● **Text block**

————————

But his latest role is the "sort of scale of a movie that I've wanted to make forever," he says on the latest episode of The Awardist podcast, describing his work as the Creature in Guillermo del Toro's Frankenstein (streaming Friday on Netflix and playing in select theaters).
The 28-year-old Aussie is getting the best reviews of his career for his performance as the creation of Oscar Isaac's Victor Frankenstein, at one time thought to be a failed experiment, but turns out his creator lacked the patience and love to nurture and understand the life he had brought into the world.
And to think, the role wasn't originally Elordi's. Andrew Garfield was first cast in the movie, but pre-production was put on hold because of the writers' and actors' strikes. Once those were over, though, and it was time to move into production, Garfield had a scheduling conflict and could no longer star, so del Toro & Co. quickly found a replacement. Which also meant that the prosthetic makeup effects team led by Mike Hill had to redesign everything for Elordi, who's seven inches taller than Garfield, at 6-foot-5.
Elordi also made quick work of his character study, with just weeks to go until filming. And the work paid off. Audiences got their first look at the movie at its world premiere at the Venice Film Festival, where the movie received a 14-minute standing ovation. Elordi was visibily emotional, wiping away tears.

————————

(Dataset rows)
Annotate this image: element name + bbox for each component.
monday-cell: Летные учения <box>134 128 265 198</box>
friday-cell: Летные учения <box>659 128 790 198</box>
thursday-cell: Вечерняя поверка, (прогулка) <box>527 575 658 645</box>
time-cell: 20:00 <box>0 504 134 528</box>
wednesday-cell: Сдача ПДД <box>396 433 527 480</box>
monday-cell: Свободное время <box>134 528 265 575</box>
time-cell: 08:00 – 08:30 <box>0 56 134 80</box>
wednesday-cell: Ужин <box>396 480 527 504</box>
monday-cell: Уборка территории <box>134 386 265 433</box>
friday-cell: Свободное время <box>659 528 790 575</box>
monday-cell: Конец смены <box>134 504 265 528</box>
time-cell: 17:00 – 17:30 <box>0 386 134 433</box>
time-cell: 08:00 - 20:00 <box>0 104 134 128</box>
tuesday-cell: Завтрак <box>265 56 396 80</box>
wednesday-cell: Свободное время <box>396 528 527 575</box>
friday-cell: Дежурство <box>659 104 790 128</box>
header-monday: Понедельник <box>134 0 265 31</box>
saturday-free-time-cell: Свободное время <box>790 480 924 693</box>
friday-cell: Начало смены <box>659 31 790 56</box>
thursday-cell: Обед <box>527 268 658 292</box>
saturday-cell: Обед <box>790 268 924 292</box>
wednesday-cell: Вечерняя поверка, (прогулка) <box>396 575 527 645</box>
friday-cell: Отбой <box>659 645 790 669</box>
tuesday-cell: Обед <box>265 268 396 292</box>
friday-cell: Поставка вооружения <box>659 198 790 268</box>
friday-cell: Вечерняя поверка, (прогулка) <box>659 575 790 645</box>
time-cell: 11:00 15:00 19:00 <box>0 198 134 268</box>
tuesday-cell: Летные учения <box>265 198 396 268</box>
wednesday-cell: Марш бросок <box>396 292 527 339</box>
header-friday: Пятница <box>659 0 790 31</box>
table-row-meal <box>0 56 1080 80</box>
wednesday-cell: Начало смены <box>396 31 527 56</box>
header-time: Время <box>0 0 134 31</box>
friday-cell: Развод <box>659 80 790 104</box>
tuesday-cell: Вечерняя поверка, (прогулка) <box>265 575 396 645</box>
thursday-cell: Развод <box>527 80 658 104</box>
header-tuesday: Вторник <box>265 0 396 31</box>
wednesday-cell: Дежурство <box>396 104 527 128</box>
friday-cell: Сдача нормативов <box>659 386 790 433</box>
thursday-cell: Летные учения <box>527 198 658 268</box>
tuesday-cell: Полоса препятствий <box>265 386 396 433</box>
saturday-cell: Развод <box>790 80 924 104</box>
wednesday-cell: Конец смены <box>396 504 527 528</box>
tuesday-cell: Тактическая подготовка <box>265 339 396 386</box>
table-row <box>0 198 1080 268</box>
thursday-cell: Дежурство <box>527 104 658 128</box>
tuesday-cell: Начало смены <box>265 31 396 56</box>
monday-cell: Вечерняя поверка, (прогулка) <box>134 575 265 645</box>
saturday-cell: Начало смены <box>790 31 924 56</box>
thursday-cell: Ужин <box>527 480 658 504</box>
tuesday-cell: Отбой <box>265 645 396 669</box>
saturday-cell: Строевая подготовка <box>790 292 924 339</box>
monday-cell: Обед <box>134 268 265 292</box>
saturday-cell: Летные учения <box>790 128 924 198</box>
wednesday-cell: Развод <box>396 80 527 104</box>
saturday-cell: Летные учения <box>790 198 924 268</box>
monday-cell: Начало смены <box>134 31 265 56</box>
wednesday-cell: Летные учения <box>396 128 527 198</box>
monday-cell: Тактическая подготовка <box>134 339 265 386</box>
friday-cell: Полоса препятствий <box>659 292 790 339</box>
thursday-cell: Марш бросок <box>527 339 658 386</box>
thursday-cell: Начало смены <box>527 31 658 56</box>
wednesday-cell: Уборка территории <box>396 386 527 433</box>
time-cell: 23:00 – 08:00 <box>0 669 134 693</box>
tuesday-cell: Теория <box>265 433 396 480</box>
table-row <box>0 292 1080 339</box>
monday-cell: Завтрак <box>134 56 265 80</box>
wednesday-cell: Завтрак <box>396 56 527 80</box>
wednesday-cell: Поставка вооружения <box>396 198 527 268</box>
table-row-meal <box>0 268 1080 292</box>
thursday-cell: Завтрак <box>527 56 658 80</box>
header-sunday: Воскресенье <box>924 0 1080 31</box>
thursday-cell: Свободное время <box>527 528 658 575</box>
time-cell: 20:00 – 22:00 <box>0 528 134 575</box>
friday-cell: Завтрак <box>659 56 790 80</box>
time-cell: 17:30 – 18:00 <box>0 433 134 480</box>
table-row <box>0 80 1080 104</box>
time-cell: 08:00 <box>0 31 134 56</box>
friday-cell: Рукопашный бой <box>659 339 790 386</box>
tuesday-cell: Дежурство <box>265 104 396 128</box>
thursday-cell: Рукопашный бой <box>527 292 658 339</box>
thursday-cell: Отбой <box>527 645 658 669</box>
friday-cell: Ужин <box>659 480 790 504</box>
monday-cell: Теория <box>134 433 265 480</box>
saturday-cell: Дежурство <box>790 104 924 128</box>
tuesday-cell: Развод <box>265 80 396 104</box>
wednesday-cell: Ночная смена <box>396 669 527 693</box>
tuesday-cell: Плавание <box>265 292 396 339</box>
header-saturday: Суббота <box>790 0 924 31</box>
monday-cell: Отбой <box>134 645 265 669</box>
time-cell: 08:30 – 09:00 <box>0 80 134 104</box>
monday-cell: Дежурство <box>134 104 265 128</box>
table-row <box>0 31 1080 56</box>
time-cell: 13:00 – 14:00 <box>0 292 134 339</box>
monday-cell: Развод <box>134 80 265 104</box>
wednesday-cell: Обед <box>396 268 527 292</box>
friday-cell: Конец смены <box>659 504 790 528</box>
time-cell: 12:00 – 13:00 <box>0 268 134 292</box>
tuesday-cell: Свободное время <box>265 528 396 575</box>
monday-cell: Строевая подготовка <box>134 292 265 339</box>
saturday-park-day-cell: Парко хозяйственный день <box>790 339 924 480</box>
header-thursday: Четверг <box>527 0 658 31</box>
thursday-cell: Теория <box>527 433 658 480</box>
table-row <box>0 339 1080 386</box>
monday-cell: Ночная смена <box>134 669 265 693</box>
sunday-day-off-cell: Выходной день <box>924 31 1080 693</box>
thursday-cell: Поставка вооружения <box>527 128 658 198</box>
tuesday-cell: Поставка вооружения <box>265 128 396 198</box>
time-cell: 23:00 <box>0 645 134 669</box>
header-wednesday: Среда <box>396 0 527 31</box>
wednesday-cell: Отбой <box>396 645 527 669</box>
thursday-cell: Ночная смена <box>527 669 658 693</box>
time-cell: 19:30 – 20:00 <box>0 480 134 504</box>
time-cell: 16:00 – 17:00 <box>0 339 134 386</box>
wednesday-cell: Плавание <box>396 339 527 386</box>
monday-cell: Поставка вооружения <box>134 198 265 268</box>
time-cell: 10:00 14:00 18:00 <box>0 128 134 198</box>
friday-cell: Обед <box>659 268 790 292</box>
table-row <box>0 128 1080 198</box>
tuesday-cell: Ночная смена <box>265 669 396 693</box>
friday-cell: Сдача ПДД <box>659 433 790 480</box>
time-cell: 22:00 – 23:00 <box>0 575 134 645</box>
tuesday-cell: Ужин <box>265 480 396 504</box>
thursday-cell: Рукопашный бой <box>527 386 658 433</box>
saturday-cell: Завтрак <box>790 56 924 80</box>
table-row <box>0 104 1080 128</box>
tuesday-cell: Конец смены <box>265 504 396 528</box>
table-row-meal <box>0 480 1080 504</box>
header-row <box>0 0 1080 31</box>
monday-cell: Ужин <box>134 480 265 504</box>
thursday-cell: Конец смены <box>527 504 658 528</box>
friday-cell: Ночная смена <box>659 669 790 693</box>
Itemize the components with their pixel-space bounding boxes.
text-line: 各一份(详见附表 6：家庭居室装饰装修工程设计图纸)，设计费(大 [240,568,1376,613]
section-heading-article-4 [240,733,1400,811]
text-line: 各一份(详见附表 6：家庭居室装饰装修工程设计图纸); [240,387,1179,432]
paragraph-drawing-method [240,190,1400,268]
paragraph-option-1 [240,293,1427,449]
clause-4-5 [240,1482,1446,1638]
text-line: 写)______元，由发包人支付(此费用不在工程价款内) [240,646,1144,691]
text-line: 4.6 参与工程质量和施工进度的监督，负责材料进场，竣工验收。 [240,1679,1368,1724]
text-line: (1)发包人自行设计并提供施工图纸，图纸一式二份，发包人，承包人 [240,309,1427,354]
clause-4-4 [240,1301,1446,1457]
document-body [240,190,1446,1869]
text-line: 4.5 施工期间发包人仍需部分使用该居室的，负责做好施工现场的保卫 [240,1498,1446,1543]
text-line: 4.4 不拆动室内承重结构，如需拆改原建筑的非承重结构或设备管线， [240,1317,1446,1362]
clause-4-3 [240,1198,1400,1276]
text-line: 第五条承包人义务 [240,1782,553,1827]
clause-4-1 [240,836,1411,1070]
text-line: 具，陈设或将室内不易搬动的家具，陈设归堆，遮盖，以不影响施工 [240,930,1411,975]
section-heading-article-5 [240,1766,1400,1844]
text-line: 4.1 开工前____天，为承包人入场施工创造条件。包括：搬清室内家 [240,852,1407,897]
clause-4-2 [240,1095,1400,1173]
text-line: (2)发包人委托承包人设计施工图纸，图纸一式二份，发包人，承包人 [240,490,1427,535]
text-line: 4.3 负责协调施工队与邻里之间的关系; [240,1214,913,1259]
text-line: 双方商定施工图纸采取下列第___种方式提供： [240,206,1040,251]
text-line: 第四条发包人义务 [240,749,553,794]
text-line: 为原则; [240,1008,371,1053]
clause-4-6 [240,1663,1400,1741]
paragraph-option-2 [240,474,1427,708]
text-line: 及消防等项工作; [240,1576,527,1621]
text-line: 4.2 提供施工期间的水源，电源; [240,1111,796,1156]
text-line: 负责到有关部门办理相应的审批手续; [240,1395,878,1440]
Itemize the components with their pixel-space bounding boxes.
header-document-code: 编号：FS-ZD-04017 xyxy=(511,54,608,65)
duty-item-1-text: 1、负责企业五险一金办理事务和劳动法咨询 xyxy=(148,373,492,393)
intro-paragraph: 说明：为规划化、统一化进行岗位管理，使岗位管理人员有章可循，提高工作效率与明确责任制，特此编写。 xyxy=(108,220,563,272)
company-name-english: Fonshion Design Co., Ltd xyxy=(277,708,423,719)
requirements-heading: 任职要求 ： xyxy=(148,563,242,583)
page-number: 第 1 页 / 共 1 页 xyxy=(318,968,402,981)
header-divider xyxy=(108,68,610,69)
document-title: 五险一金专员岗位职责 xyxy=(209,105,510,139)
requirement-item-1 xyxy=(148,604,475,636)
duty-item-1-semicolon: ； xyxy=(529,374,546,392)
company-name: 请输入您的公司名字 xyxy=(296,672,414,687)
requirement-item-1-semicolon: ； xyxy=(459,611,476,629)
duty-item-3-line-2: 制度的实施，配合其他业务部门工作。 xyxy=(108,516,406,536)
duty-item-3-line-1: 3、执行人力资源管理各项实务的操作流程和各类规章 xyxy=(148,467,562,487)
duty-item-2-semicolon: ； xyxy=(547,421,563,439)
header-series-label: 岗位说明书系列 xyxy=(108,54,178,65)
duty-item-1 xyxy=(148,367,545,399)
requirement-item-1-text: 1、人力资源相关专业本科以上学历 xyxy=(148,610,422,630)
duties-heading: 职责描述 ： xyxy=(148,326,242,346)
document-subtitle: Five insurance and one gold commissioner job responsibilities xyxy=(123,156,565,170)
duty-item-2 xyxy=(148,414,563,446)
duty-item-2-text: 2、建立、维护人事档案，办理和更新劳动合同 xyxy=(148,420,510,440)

————————

● **Required actions**
1) Transcribe the passage about the Frankenstein film, starting at "Elordi also made" and ending at "wiping away tears.".
2) List every real person named in the passage about the Frankenstein film, leaving out fictional characters.
These rows were taken from a separate source.

● **Responses by item number**
1)
Elordi also made quick work of his character study, with just weeks to go until filming. And the work paid off. Audiences got their first look at the movie at its world premiere at the Venice Film Festival, where the movie received a 14-minute standing ovation. Elordi was visibily emotional, wiping away tears.

2)
Guillermo del Toro
Oscar Isaac
Elordi
Andrew Garfield
Mike Hill